◆ **WRITTEN REQUEST**: Gather all lines containing the string "пустыне" and copy them out.

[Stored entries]
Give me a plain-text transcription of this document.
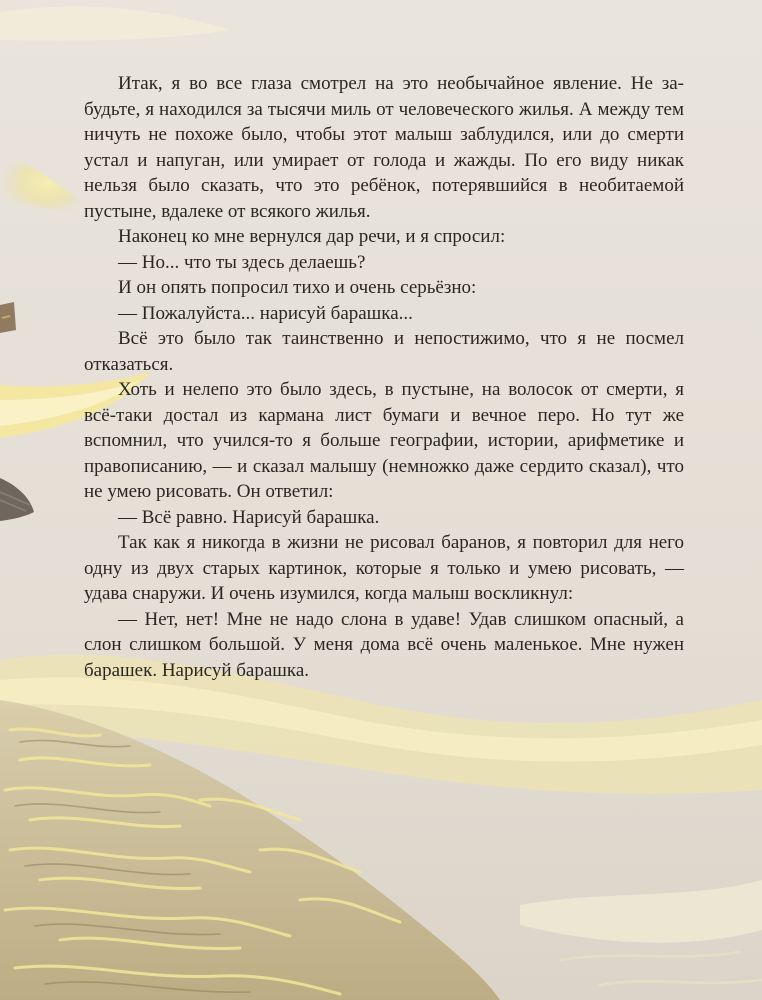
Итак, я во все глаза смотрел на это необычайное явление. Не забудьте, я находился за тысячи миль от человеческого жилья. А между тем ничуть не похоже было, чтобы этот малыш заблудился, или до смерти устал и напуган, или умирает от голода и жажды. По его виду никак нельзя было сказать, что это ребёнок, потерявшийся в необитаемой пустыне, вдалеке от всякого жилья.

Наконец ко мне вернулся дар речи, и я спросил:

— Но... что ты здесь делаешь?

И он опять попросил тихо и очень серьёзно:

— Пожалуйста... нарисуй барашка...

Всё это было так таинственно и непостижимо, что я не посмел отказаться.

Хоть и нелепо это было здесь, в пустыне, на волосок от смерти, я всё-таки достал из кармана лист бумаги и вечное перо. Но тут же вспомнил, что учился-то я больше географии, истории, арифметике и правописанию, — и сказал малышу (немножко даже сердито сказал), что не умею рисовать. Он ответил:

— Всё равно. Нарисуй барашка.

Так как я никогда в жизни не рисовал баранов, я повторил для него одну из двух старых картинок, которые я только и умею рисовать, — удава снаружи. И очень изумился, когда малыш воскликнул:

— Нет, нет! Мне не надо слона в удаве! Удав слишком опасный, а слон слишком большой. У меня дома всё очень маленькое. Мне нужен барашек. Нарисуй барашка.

---

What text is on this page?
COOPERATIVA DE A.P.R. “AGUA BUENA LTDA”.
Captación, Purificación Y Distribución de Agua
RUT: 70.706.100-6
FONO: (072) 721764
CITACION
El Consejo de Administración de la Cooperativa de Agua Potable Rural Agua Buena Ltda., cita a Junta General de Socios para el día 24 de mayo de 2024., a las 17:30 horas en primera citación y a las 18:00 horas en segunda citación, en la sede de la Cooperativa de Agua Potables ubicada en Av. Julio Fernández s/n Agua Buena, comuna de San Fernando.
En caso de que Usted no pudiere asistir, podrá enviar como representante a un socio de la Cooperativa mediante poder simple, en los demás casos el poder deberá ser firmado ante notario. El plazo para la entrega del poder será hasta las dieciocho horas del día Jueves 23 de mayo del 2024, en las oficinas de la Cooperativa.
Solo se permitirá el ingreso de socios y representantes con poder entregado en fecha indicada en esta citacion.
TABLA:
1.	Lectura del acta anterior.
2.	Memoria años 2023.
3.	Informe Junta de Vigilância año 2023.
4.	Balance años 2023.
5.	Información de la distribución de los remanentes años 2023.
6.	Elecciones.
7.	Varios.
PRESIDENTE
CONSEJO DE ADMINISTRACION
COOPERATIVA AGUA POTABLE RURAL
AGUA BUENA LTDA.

◆ **SOLUTION TO THIS EXERCISE**:
Итак, я во все глаза смотрел на это необычайное явление. Не забудьте, я находился за тысячи миль от человеческого жилья. А между тем ничуть не похоже было, чтобы этот малыш заблудился, или до смерти устал и напуган, или умирает от голода и жажды. По его виду никак нельзя было сказать, что это ребёнок, потерявшийся в необитаемой пустыне, вдалеке от всякого жилья.
Хоть и нелепо это было здесь, в пустыне, на волосок от смерти, я всё-таки достал из кармана лист бумаги и вечное перо. Но тут же вспомнил, что учился-то я больше географии, истории, арифметике и правописанию, — и сказал малышу (немножко даже сердито сказал), что не умею рисовать. Он ответил:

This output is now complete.